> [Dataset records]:
---
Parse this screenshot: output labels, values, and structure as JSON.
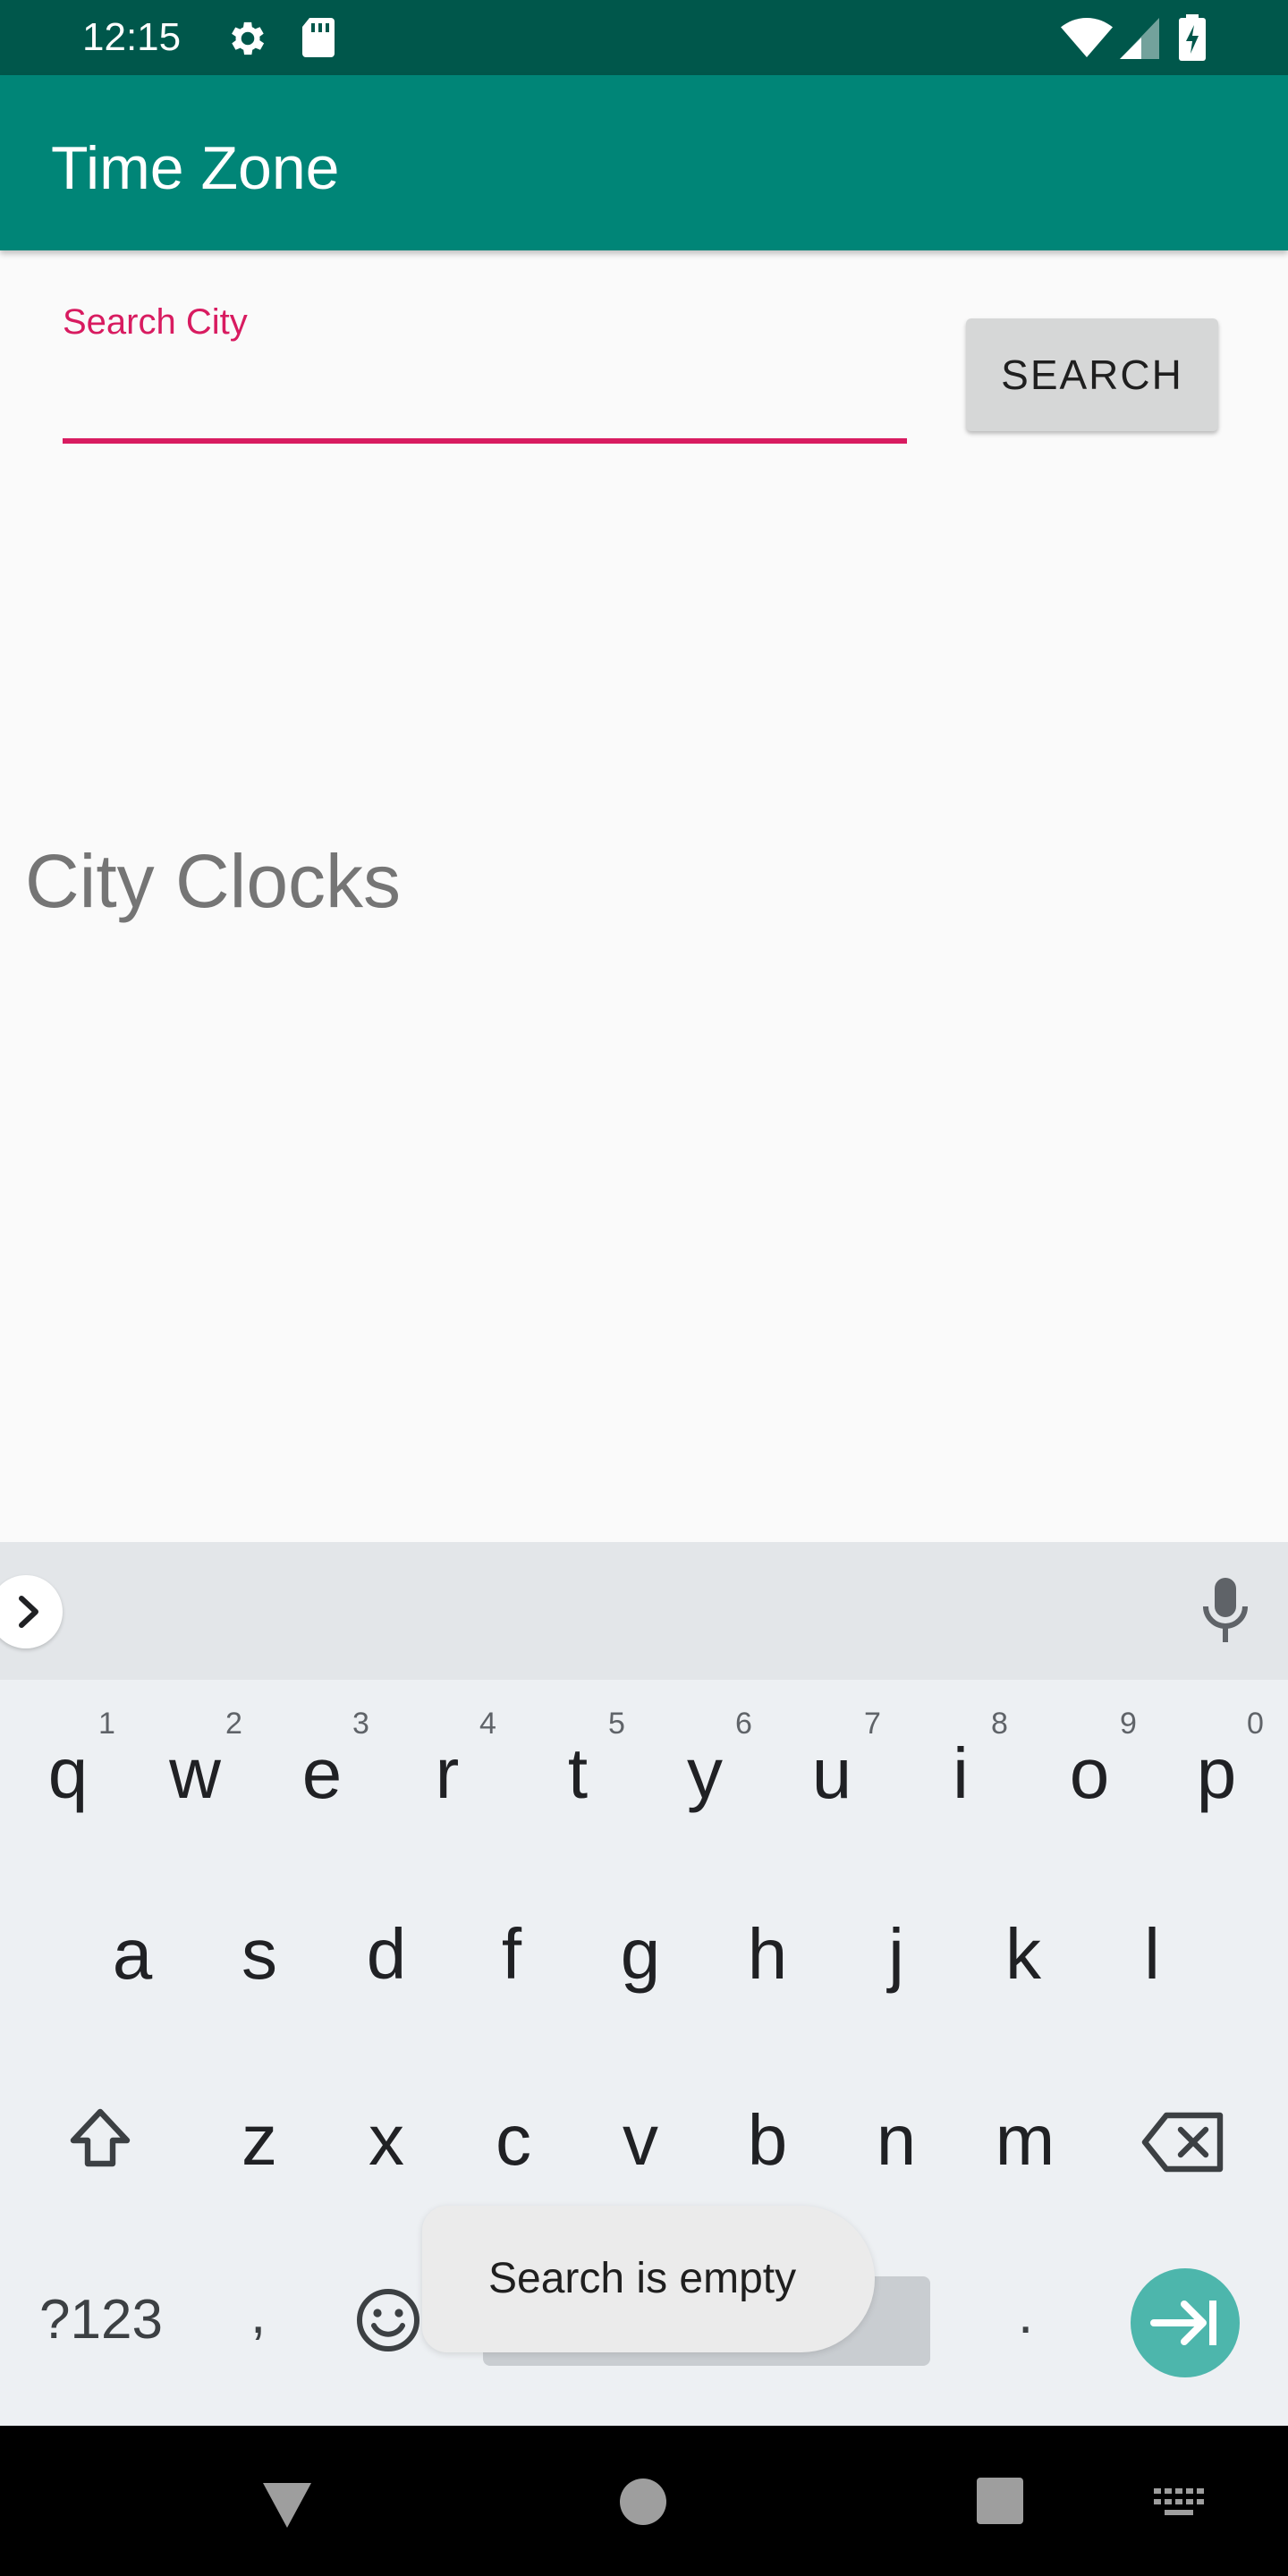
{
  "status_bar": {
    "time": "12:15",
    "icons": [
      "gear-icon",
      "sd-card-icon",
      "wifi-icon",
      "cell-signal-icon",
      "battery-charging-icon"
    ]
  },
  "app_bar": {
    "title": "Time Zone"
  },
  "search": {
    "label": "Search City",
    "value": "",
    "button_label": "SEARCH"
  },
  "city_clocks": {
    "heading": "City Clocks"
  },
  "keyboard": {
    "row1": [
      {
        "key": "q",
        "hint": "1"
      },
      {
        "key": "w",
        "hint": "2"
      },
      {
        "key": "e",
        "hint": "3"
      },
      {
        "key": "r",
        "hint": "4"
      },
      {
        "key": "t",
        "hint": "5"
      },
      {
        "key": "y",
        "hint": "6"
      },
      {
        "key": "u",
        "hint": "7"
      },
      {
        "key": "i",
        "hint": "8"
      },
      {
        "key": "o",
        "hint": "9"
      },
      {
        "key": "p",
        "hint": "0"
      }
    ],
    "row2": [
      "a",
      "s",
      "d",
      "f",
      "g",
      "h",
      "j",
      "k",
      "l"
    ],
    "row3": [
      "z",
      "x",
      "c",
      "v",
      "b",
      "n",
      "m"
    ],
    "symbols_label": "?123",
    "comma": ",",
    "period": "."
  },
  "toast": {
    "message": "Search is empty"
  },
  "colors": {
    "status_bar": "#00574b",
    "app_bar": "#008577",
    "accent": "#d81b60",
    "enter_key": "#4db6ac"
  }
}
---
> [Objective]: Return the number of lines that include the word "hint", and nothing else.

> [Solution for this task]: 10